#### OBJETIVO A:
Reproduce el texto sobre el absolutismo económico-financiero comenzando en "Este nuevo absolutismo" y terminando en "social salvaje neo-absolutista.".
#### OBJETIVO B:
¿Qué integrantes de la sociedad civil enumera el texto sobre el absolutismo económico-financiero tras los dos puntos que siguen a "La sociedad civil"?
#### OBJETIVO C:
Escribe la parte que sigue al texto sobre el absolutismo económico-financiero, a partir de su última oración.

#### TEXTO DE LECTURA:
____
El mundo actual asiste a la fuerte oposición individuo-comunidad, traducida en la imposibilidad de un Estado ético.

 Bajo la idea moderna de que a mayor grado de fortalecimiento de la subjetividad y de los derechos individuales se mantiene a raya a un Estado que puede cernirse sobre el ciudadano como un Leviatán que se proyecta autoritariamente, hoy asistimos a la paradoja de sabernos dentro de las fauces de un absolutismo ya no del Estado sino de un poder económico-financiero que avasalla nuestros derechos.

Este nuevo absolutismo económico–financiero que ejecuta, bajo formas más o menos impersonales y, como “brazo armado” del capitalismo, acciones autorreferentes, es decir, acciones que no poseen más justificación que incrementar su propio poder, nos ha dejado en la situación de crisis mundial actual. Ya no es el Estado el objeto de peligro sino el mercado, como espacio de poder extrajurídico y como poder social salvaje neo-absolutista.

El riesgo de un individualismo atomizante que provoca un grado de despolitización alarmante nos deja en una situación social de indefensión. Esto último puesto que el poder que oprime es ejercido desde la supuesta sociedad civil o “sociedad natural” de la cual el mercado forma parte. Desde una posición liberal, la crítica no abunda aunque los resultados para un mea-culpa son más que contundentes. Esto es así porque para el liberalismo no es concebible que el mal se identifique con algo distinto del poder estatal tradicional. La sociedad civil: poderes económicos concentrados, bancos, multinacionales… forman parte del mismo espacio en el que también se encuentra el ciudadano de a pie, nosotros mismos. En otras palabras, para el liberalismo la lucha contra la opresión es válida siempre que la opresión provenga desde fuera y no en la propia sociedad civil naturalmente armónica y exenta de conflicto. Esta contradicción teórica nos impide ver con claridad a qué poder nos enfrentamos y dar una explicación del actual déficit de “agencia “. La procedencia exacta de las amenazas que hacen peligrar la efectivización de los derechos que permiten una vida digna es elusiva y difícil de determinar, y cuando resulta determinable, suele estar fuera del alcance real o imaginario de los individuos.
____
#### SECCIÓN DE DATOS:

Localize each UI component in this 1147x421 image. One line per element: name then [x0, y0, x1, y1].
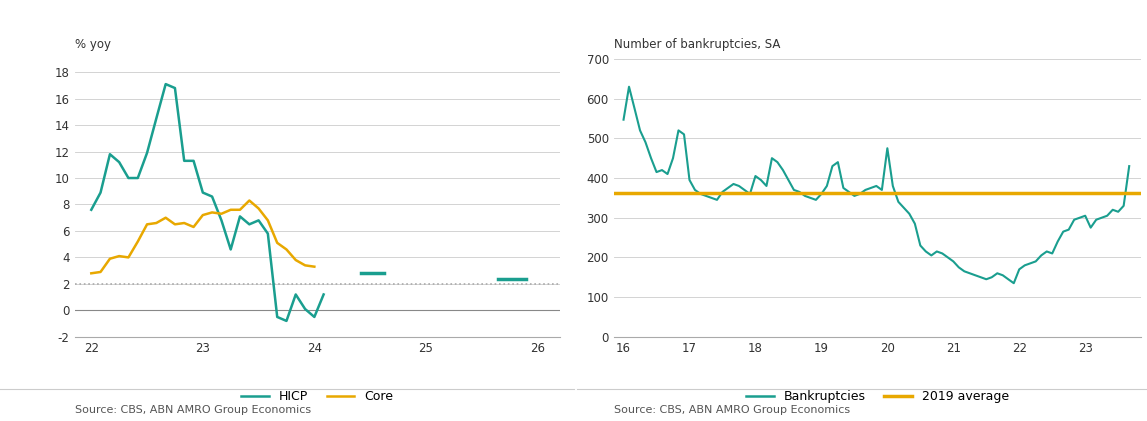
____
#### RESPUESTA FINAL A:
Este nuevo absolutismo económico–financiero que ejecuta, bajo formas más o menos impersonales y, como “brazo armado” del capitalismo, acciones autorreferentes, es decir, acciones que no poseen más justificación que incrementar su propio poder, nos ha dejado en la situación de crisis mundial actual. Ya no es el Estado el objeto de peligro sino el mercado, como espacio de poder extrajurídico y como poder social salvaje neo-absolutista.

#### RESPUESTA FINAL B:
Poderes económicos concentrados, bancos y multinacionales.

#### RESPUESTA FINAL C:
Si el daño causado ya se ha cargado prácticamente a una generación de jóvenes, éste aún puede ser mayor, y es por eso que no podemos sucumbir a una lógica legitimadora de un poder económico-financiero que se nos presenta como tendencialmente absoluto por su falta de sujeción al derecho y en connivencia con un poder político deslegitimado en su fuerza estatal por postulados liberales que lo debilitan día a día bajo la necesidad de eficiencia y austeridad.

La modernidad nos trajo una subjetividad racional autosuficiente que nos empuja a una libertad cerrada sobre la individualidad y que hace del hombre un ser aislado sin necesidad de otra cosa que su yo racional. La moral escindida de lo legal, y lo justo negado como problema jurídico nos dejan sumergidos en el barro con la esperanza de que la sanción moral como presión social haga lo suficiente para corregir el rumbo, pero ya sospechando que esto no puede ser más que una ilusión. Si la moral es el ámbito exclusivo de la individualidad y el derecho es percibido como norma que se impone autoritariamente por el Estado y cuya única virtud es su potencia coercitiva, los derechos individuales serán teóricos; permanecerán en el papel y en los deseos individuales, limitando el destino de una libertad real y concreta.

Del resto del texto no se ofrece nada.